◆ What to produce ◆
Repeat every line of the data exactly, but not the pictures.

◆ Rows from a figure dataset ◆
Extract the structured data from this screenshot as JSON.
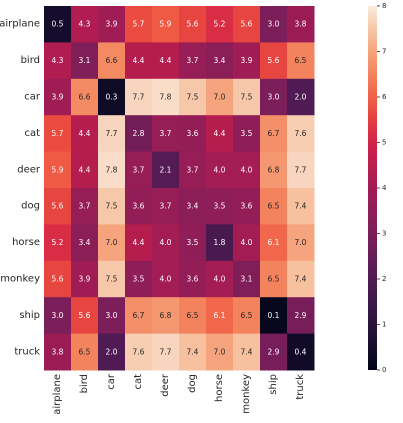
{
  "chart_data": {
    "type": "heatmap",
    "title": "",
    "xlabel": "",
    "ylabel": "",
    "x_categories": [
      "airplane",
      "bird",
      "car",
      "cat",
      "deer",
      "dog",
      "horse",
      "monkey",
      "ship",
      "truck"
    ],
    "y_categories": [
      "airplane",
      "bird",
      "car",
      "cat",
      "deer",
      "dog",
      "horse",
      "monkey",
      "ship",
      "truck"
    ],
    "values": [
      [
        0.5,
        4.3,
        3.9,
        5.7,
        5.9,
        5.6,
        5.2,
        5.6,
        3.0,
        3.8
      ],
      [
        4.3,
        3.1,
        6.6,
        4.4,
        4.4,
        3.7,
        3.4,
        3.9,
        5.6,
        6.5
      ],
      [
        3.9,
        6.6,
        0.3,
        7.7,
        7.8,
        7.5,
        7.0,
        7.5,
        3.0,
        2.0
      ],
      [
        5.7,
        4.4,
        7.7,
        2.8,
        3.7,
        3.6,
        4.4,
        3.5,
        6.7,
        7.6
      ],
      [
        5.9,
        4.4,
        7.8,
        3.7,
        2.1,
        3.7,
        4.0,
        4.0,
        6.8,
        7.7
      ],
      [
        5.6,
        3.7,
        7.5,
        3.6,
        3.7,
        3.4,
        3.5,
        3.6,
        6.5,
        7.4
      ],
      [
        5.2,
        3.4,
        7.0,
        4.4,
        4.0,
        3.5,
        1.8,
        4.0,
        6.1,
        7.0
      ],
      [
        5.6,
        3.9,
        7.5,
        3.5,
        4.0,
        3.6,
        4.0,
        3.1,
        6.5,
        7.4
      ],
      [
        3.0,
        5.6,
        3.0,
        6.7,
        6.8,
        6.5,
        6.1,
        6.5,
        0.1,
        2.9
      ],
      [
        3.8,
        6.5,
        2.0,
        7.6,
        7.7,
        7.4,
        7.0,
        7.4,
        2.9,
        0.4
      ]
    ],
    "colorbar": {
      "range": [
        0,
        8
      ],
      "ticks": [
        "0",
        "1",
        "2",
        "3",
        "4",
        "5",
        "6",
        "7",
        "8"
      ]
    },
    "colormap": "rocket",
    "annotations": true
  }
}
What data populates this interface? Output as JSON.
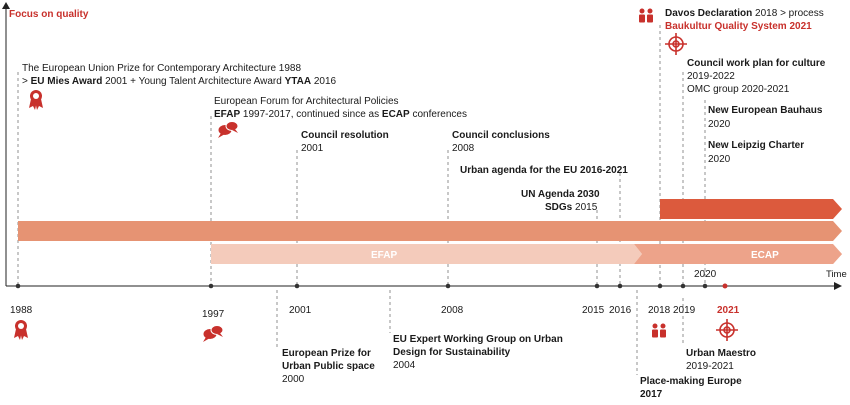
{
  "heading": "Focus on quality",
  "axis": {
    "label": "Time"
  },
  "band_labels": {
    "efap": "EFAP",
    "ecap": "ECAP"
  },
  "years": [
    "1988",
    "1997",
    "2001",
    "2008",
    "2015",
    "2016",
    "2018",
    "2019",
    "2021"
  ],
  "year_2020_label": "2020",
  "events_top": {
    "euprize_l1": "The European Union Prize for Contemporary Architecture 1988",
    "euprize_l2_pre": "> ",
    "euprize_l2_b1": "EU Mies Award",
    "euprize_l2_mid": " 2001 + Young Talent Architecture Award ",
    "euprize_l2_b2": "YTAA",
    "euprize_l2_post": " 2016",
    "efap_l1": "European Forum for Architectural Policies",
    "efap_l2_b1": "EFAP",
    "efap_l2_mid": " 1997-2017, continued since as ",
    "efap_l2_b2": "ECAP",
    "efap_l2_post": " conferences",
    "council_res": "Council resolution",
    "council_res_year": "2001",
    "council_concl": "Council conclusions",
    "council_concl_year": "2008",
    "urban_agenda": "Urban agenda for the EU 2016-2021",
    "un_agenda_b": "UN Agenda 2030",
    "sdgs_b": "SDGs",
    "sdgs_year": " 2015",
    "davos_b": "Davos Declaration",
    "davos_post": " 2018 > process",
    "baukultur": "Baukultur Quality System 2021",
    "council_plan": "Council work plan for culture",
    "council_plan_year": "2019-2022",
    "omc": "OMC group 2020-2021",
    "bauhaus": "New European Bauhaus",
    "bauhaus_year": "2020",
    "leipzig": "New Leipzig Charter",
    "leipzig_year": "2020"
  },
  "events_bottom": {
    "prize_public_l1": "European Prize for",
    "prize_public_l2": "Urban Public space",
    "prize_public_year": "2000",
    "expert_l1": "EU Expert Working Group on Urban",
    "expert_l2": "Design for Sustainability",
    "expert_year": "2004",
    "maestro": "Urban Maestro",
    "maestro_year": "2019-2021",
    "placemaking": "Place-making Europe",
    "placemaking_year": "2017"
  },
  "colors": {
    "accent": "#c8312c",
    "band_dark": "#dc5a3d",
    "band_mid": "#eda38a",
    "band_light": "#f4cbbb"
  }
}
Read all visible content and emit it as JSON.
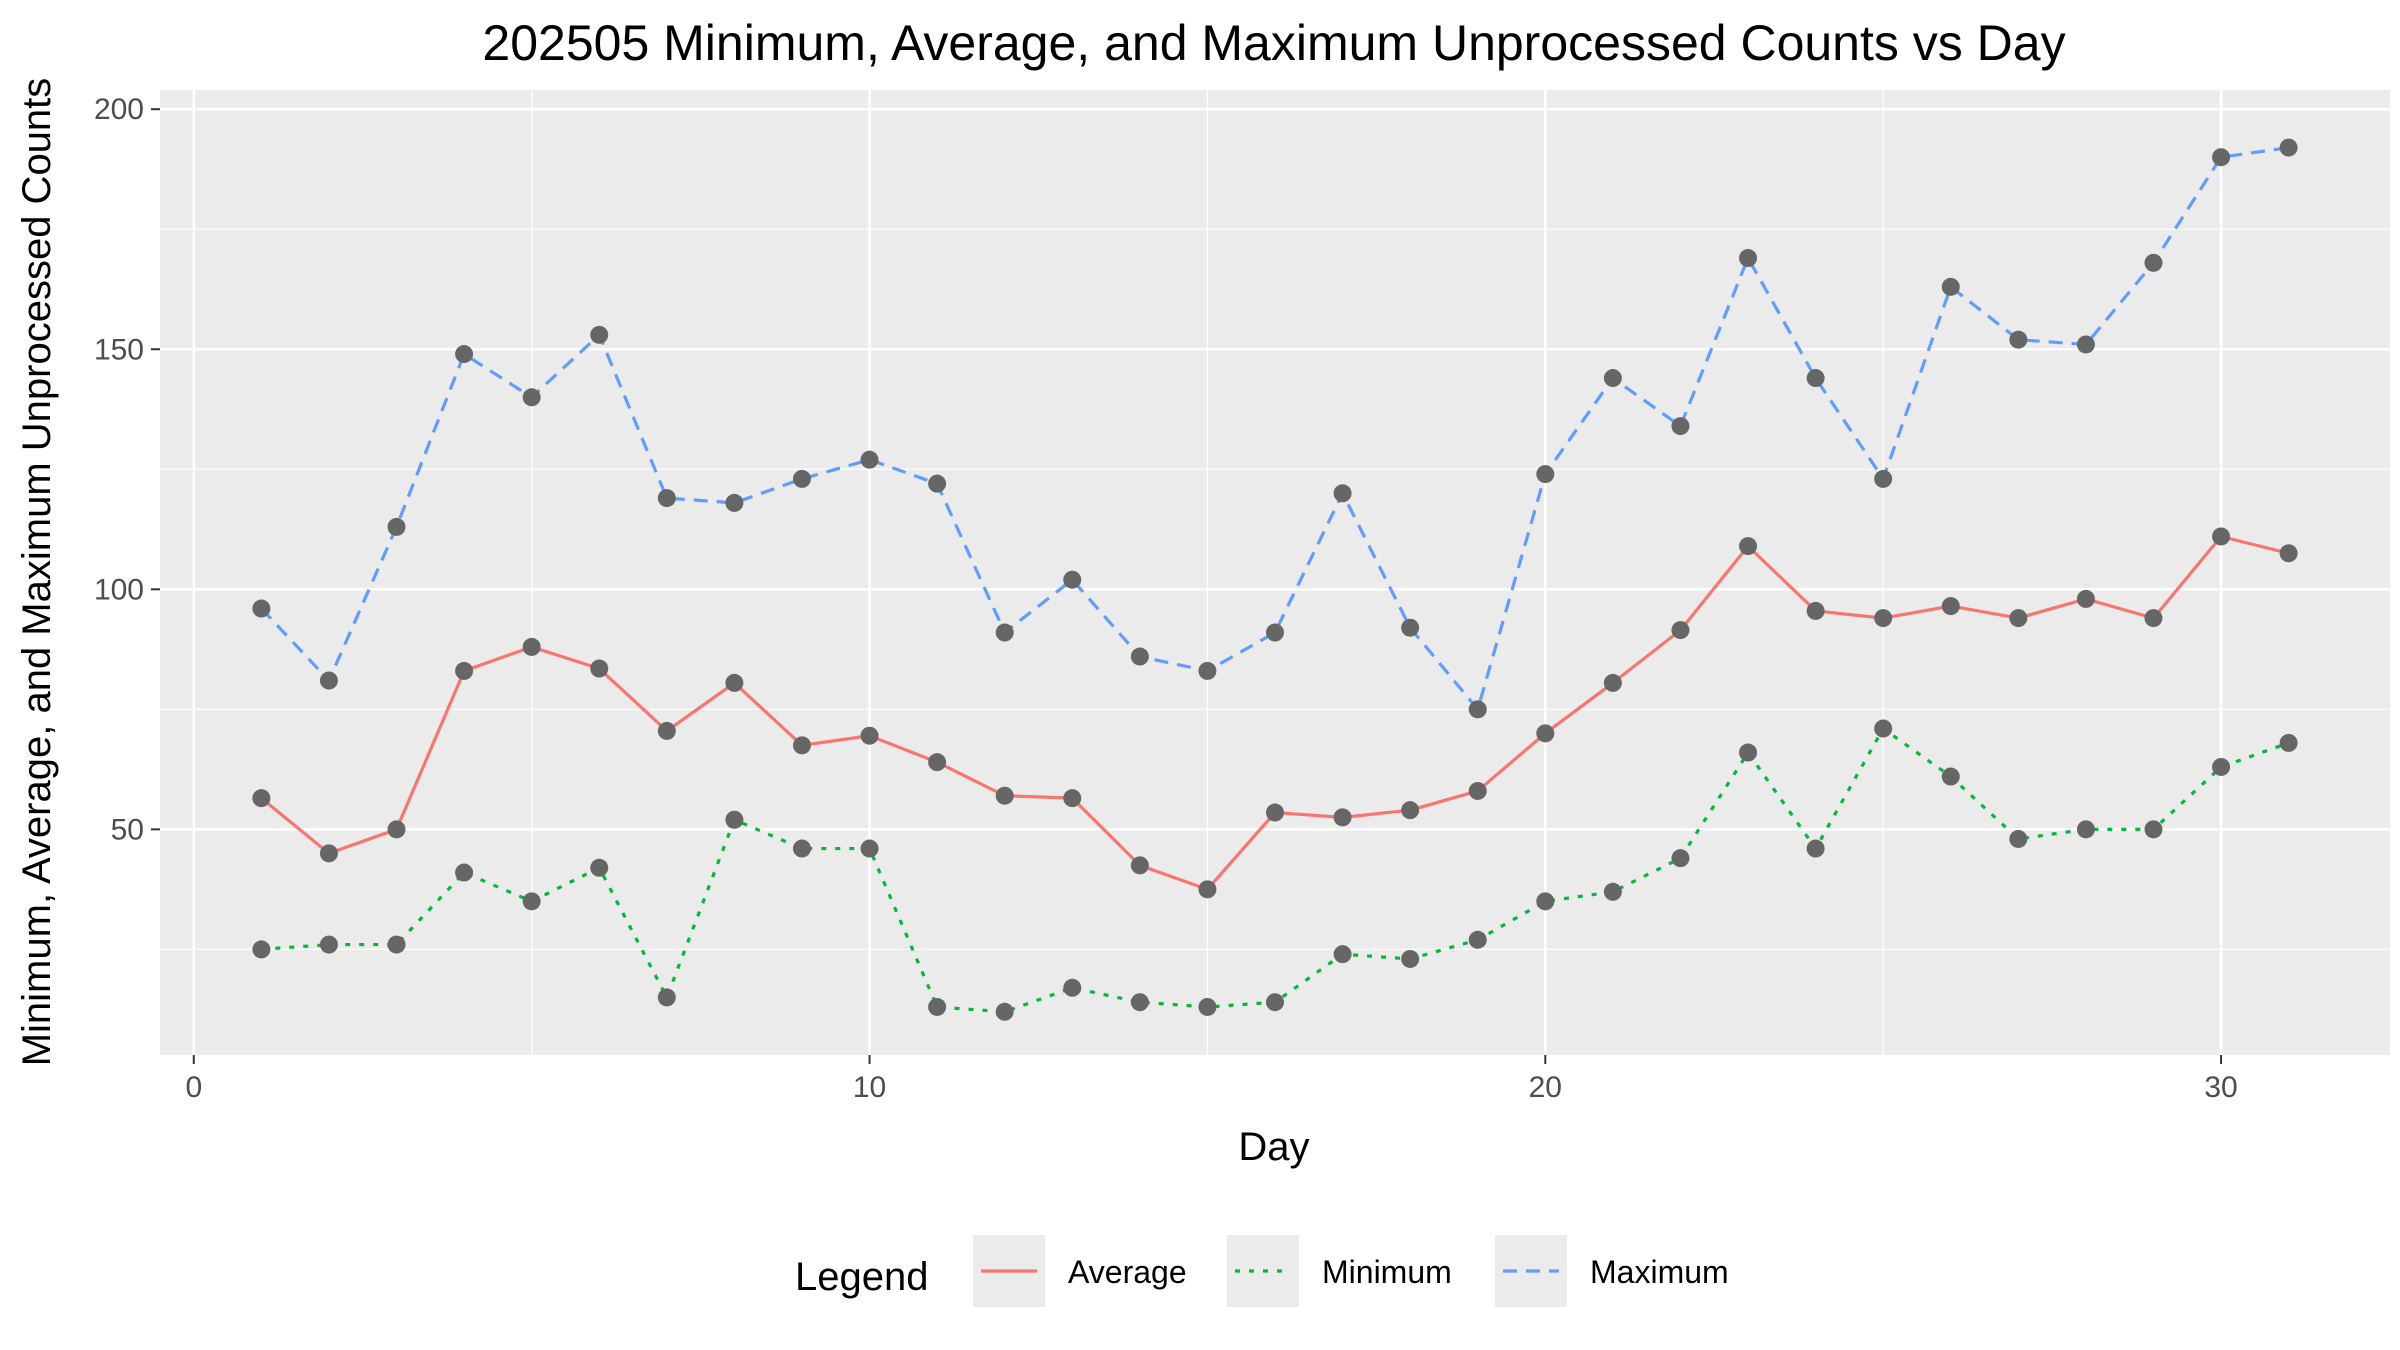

◆ Written solution ◆
Extract the structured data from this screenshot as JSON.
{
  "chart_data": {
    "type": "heatmap",
    "title": "",
    "xlabel": "",
    "ylabel": "",
    "x_categories": [
      "airplane",
      "bird",
      "car",
      "cat",
      "deer",
      "dog",
      "horse",
      "monkey",
      "ship",
      "truck"
    ],
    "y_categories": [
      "airplane",
      "bird",
      "car",
      "cat",
      "deer",
      "dog",
      "horse",
      "monkey",
      "ship",
      "truck"
    ],
    "values": [
      [
        0.5,
        4.3,
        3.9,
        5.7,
        5.9,
        5.6,
        5.2,
        5.6,
        3.0,
        3.8
      ],
      [
        4.3,
        3.1,
        6.6,
        4.4,
        4.4,
        3.7,
        3.4,
        3.9,
        5.6,
        6.5
      ],
      [
        3.9,
        6.6,
        0.3,
        7.7,
        7.8,
        7.5,
        7.0,
        7.5,
        3.0,
        2.0
      ],
      [
        5.7,
        4.4,
        7.7,
        2.8,
        3.7,
        3.6,
        4.4,
        3.5,
        6.7,
        7.6
      ],
      [
        5.9,
        4.4,
        7.8,
        3.7,
        2.1,
        3.7,
        4.0,
        4.0,
        6.8,
        7.7
      ],
      [
        5.6,
        3.7,
        7.5,
        3.6,
        3.7,
        3.4,
        3.5,
        3.6,
        6.5,
        7.4
      ],
      [
        5.2,
        3.4,
        7.0,
        4.4,
        4.0,
        3.5,
        1.8,
        4.0,
        6.1,
        7.0
      ],
      [
        5.6,
        3.9,
        7.5,
        3.5,
        4.0,
        3.6,
        4.0,
        3.1,
        6.5,
        7.4
      ],
      [
        3.0,
        5.6,
        3.0,
        6.7,
        6.8,
        6.5,
        6.1,
        6.5,
        0.1,
        2.9
      ],
      [
        3.8,
        6.5,
        2.0,
        7.6,
        7.7,
        7.4,
        7.0,
        7.4,
        2.9,
        0.4
      ]
    ],
    "colorbar": {
      "range": [
        0,
        8
      ],
      "ticks": [
        "0",
        "1",
        "2",
        "3",
        "4",
        "5",
        "6",
        "7",
        "8"
      ]
    },
    "colormap": "rocket",
    "annotations": true
  }
}
What data populates this interface? Output as JSON.
{
  "heading": "Focus on quality",
  "axis": {
    "label": "Time"
  },
  "band_labels": {
    "efap": "EFAP",
    "ecap": "ECAP"
  },
  "years": [
    "1988",
    "1997",
    "2001",
    "2008",
    "2015",
    "2016",
    "2018",
    "2019",
    "2021"
  ],
  "year_2020_label": "2020",
  "events_top": {
    "euprize_l1": "The European Union Prize for Contemporary Architecture 1988",
    "euprize_l2_pre": "> ",
    "euprize_l2_b1": "EU Mies Award",
    "euprize_l2_mid": " 2001 + Young Talent Architecture Award ",
    "euprize_l2_b2": "YTAA",
    "euprize_l2_post": " 2016",
    "efap_l1": "European Forum for Architectural Policies",
    "efap_l2_b1": "EFAP",
    "efap_l2_mid": " 1997-2017, continued since as ",
    "efap_l2_b2": "ECAP",
    "efap_l2_post": " conferences",
    "council_res": "Council resolution",
    "council_res_year": "2001",
    "council_concl": "Council conclusions",
    "council_concl_year": "2008",
    "urban_agenda": "Urban agenda for the EU 2016-2021",
    "un_agenda_b": "UN Agenda 2030",
    "sdgs_b": "SDGs",
    "sdgs_year": " 2015",
    "davos_b": "Davos Declaration",
    "davos_post": " 2018 > process",
    "baukultur": "Baukultur Quality System 2021",
    "council_plan": "Council work plan for culture",
    "council_plan_year": "2019-2022",
    "omc": "OMC group 2020-2021",
    "bauhaus": "New European Bauhaus",
    "bauhaus_year": "2020",
    "leipzig": "New Leipzig Charter",
    "leipzig_year": "2020"
  },
  "events_bottom": {
    "prize_public_l1": "European Prize for",
    "prize_public_l2": "Urban Public space",
    "prize_public_year": "2000",
    "expert_l1": "EU Expert Working Group on Urban",
    "expert_l2": "Design for Sustainability",
    "expert_year": "2004",
    "maestro": "Urban Maestro",
    "maestro_year": "2019-2021",
    "placemaking": "Place-making Europe",
    "placemaking_year": "2017"
  },
  "colors": {
    "accent": "#c8312c",
    "band_dark": "#dc5a3d",
    "band_mid": "#eda38a",
    "band_light": "#f4cbbb"
  }
}
Read all visible content and emit it as JSON.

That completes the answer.